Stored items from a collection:
+ + +

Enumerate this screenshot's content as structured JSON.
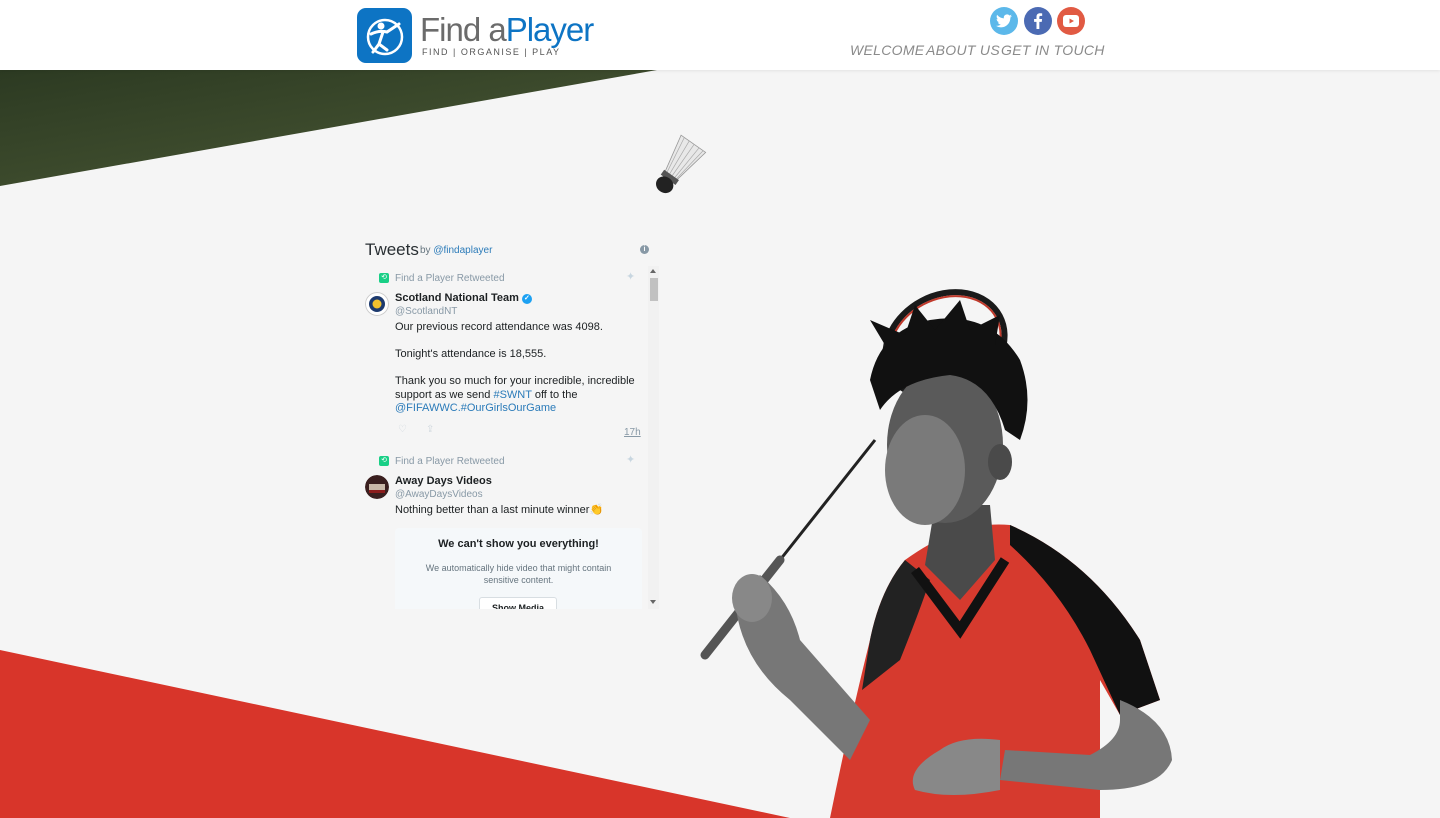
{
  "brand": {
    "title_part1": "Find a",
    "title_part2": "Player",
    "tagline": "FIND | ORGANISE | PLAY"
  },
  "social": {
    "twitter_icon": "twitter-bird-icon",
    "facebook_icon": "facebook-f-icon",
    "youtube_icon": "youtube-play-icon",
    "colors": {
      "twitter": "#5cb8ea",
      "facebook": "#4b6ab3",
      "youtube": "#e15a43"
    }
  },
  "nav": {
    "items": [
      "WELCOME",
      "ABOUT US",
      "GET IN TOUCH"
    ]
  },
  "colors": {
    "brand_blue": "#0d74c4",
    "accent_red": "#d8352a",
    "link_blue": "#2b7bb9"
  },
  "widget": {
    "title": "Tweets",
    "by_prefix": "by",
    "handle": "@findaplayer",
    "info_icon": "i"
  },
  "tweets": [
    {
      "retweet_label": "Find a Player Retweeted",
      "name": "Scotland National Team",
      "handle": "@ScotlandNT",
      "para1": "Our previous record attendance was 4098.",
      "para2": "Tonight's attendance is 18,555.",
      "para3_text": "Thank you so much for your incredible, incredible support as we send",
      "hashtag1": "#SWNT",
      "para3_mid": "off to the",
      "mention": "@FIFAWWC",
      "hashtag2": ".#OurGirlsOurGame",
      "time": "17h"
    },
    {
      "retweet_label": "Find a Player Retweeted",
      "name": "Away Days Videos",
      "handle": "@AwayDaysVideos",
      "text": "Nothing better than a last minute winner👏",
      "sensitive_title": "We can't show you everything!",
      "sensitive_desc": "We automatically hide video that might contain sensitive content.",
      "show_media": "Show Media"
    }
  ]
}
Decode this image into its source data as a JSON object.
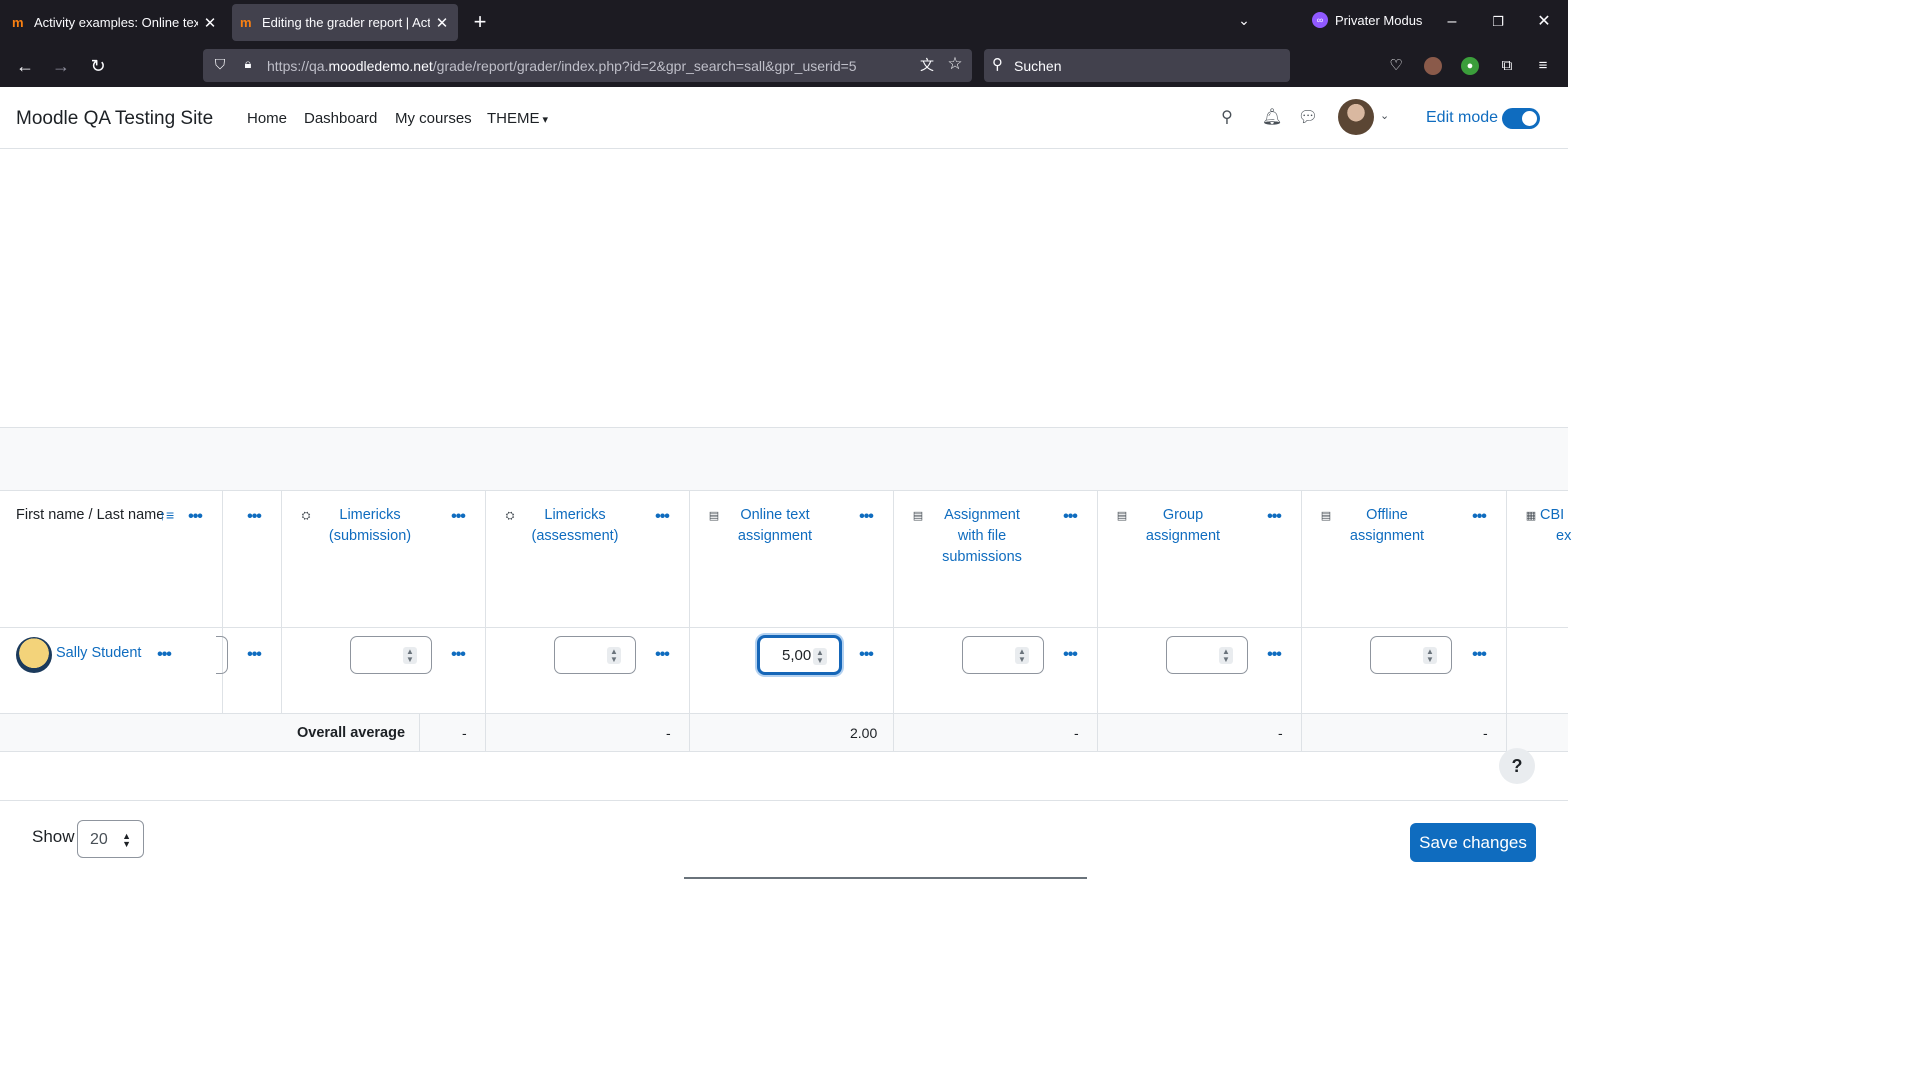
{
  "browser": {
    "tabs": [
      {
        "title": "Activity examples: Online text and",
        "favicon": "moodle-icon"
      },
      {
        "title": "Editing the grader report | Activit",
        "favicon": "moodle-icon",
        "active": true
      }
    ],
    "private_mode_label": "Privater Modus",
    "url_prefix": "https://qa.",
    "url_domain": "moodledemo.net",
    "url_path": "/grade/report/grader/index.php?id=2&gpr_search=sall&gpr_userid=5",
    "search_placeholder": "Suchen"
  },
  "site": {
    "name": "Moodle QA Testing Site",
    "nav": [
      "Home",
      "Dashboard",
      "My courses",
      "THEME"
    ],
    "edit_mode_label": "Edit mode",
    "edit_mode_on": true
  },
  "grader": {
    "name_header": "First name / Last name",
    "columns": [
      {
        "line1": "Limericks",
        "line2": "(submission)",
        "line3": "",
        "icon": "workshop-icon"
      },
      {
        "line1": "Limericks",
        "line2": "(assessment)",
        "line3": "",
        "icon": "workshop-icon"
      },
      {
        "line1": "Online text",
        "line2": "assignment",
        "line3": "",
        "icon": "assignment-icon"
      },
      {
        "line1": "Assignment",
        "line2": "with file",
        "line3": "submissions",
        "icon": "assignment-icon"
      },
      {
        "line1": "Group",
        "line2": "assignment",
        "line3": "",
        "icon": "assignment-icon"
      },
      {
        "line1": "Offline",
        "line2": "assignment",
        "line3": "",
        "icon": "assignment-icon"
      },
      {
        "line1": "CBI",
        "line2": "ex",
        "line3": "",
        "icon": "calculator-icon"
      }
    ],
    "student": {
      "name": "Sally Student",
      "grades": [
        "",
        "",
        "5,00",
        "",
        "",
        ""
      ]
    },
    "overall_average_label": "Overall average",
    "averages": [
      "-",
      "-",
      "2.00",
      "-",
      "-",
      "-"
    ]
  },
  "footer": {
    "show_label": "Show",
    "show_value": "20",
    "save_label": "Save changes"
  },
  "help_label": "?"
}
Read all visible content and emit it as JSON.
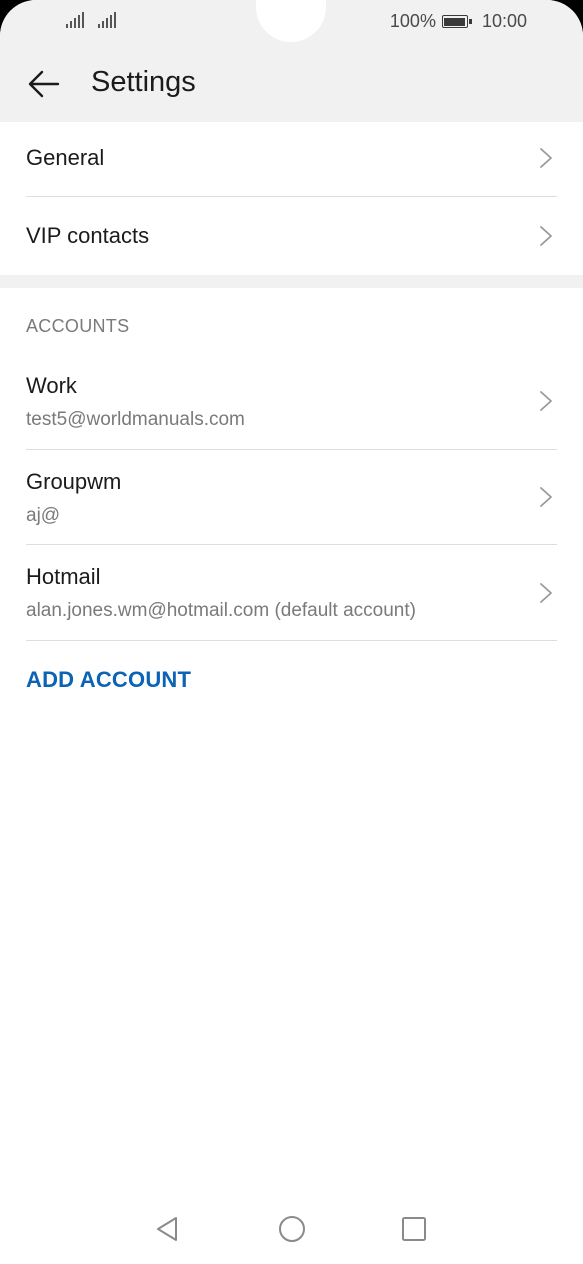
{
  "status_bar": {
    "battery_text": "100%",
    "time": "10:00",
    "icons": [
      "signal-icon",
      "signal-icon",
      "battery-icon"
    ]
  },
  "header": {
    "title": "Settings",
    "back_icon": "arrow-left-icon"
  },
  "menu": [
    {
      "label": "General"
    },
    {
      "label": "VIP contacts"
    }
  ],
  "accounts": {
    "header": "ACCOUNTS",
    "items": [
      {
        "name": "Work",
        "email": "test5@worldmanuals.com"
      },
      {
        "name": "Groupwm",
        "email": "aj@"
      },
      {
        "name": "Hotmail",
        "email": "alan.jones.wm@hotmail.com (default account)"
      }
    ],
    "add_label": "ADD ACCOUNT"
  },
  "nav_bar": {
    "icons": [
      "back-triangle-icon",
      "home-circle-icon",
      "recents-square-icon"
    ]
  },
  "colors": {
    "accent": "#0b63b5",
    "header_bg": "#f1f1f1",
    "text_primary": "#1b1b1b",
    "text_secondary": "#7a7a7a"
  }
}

+ + +

## Request:
Check each line above for the string "grader" and report how many lines have it, giving only the number.

## Output of the task:
3